**AIM**. Without the pictures, set down every line of the data exactly.

**MATERIAL FOR THIS EXERCISE**.
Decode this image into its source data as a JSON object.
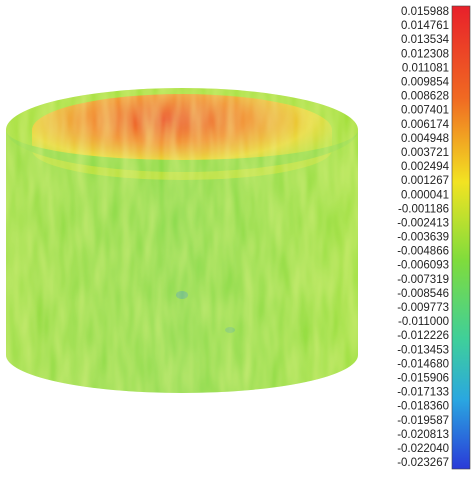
{
  "colorbar": {
    "labels": [
      "0.015988",
      "0.014761",
      "0.013534",
      "0.012308",
      "0.011081",
      "0.009854",
      "0.008628",
      "0.007401",
      "0.006174",
      "0.004948",
      "0.003721",
      "0.002494",
      "0.001267",
      "0.000041",
      "-0.001186",
      "-0.002413",
      "-0.003639",
      "-0.004866",
      "-0.006093",
      "-0.007319",
      "-0.008546",
      "-0.009773",
      "-0.011000",
      "-0.012226",
      "-0.013453",
      "-0.014680",
      "-0.015906",
      "-0.017133",
      "-0.018360",
      "-0.019587",
      "-0.020813",
      "-0.022040",
      "-0.023267"
    ]
  }
}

**TASK ANSWER**.
Decode this image into its source data as a JSON object.
{
  "colorbar": {
    "labels": [
      "0.015988",
      "0.014761",
      "0.013534",
      "0.012308",
      "0.011081",
      "0.009854",
      "0.008628",
      "0.007401",
      "0.006174",
      "0.004948",
      "0.003721",
      "0.002494",
      "0.001267",
      "0.000041",
      "-0.001186",
      "-0.002413",
      "-0.003639",
      "-0.004866",
      "-0.006093",
      "-0.007319",
      "-0.008546",
      "-0.009773",
      "-0.011000",
      "-0.012226",
      "-0.013453",
      "-0.014680",
      "-0.015906",
      "-0.017133",
      "-0.018360",
      "-0.019587",
      "-0.020813",
      "-0.022040",
      "-0.023267"
    ]
  }
}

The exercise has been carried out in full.